Collected data entries
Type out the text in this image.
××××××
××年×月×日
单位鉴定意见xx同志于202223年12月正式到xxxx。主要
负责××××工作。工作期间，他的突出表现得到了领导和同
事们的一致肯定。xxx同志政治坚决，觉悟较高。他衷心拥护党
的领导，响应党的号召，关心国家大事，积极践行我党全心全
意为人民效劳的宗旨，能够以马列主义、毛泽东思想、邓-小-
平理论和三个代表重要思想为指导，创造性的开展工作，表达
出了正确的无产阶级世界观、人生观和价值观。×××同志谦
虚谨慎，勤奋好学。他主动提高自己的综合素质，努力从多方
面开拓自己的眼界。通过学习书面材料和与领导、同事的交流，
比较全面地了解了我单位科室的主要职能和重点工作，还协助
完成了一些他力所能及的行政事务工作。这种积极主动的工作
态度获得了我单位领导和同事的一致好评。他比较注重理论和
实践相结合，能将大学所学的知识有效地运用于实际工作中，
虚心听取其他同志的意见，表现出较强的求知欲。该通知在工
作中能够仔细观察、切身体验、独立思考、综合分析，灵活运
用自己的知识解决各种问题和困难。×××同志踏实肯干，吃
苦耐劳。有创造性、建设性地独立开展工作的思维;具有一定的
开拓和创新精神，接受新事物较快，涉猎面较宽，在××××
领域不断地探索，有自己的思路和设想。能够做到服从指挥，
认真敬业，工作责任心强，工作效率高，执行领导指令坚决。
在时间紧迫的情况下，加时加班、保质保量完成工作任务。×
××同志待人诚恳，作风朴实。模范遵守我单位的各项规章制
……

◆ **Exercise description**
Write out all the records above again, exactly as they stand.

◆ **Output for this exercise**
Type out the text in this image.
××××××
××年×月×日
单位鉴定意见xx同志于202223年12月正式到xxxx。主要
负责××××工作。工作期间，他的突出表现得到了领导和同
事们的一致肯定。xxx同志政治坚决，觉悟较高。他衷心拥护党
的领导，响应党的号召，关心国家大事，积极践行我党全心全
意为人民效劳的宗旨，能够以马列主义、毛泽东思想、邓-小-
平理论和三个代表重要思想为指导，创造性的开展工作，表达
出了正确的无产阶级世界观、人生观和价值观。×××同志谦
虚谨慎，勤奋好学。他主动提高自己的综合素质，努力从多方
面开拓自己的眼界。通过学习书面材料和与领导、同事的交流，
比较全面地了解了我单位科室的主要职能和重点工作，还协助
完成了一些他力所能及的行政事务工作。这种积极主动的工作
态度获得了我单位领导和同事的一致好评。他比较注重理论和
实践相结合，能将大学所学的知识有效地运用于实际工作中，
虚心听取其他同志的意见，表现出较强的求知欲。该通知在工
作中能够仔细观察、切身体验、独立思考、综合分析，灵活运
用自己的知识解决各种问题和困难。×××同志踏实肯干，吃
苦耐劳。有创造性、建设性地独立开展工作的思维;具有一定的
开拓和创新精神，接受新事物较快，涉猎面较宽，在××××
领域不断地探索，有自己的思路和设想。能够做到服从指挥，
认真敬业，工作责任心强，工作效率高，执行领导指令坚决。
在时间紧迫的情况下，加时加班、保质保量完成工作任务。×
××同志待人诚恳，作风朴实。模范遵守我单位的各项规章制
……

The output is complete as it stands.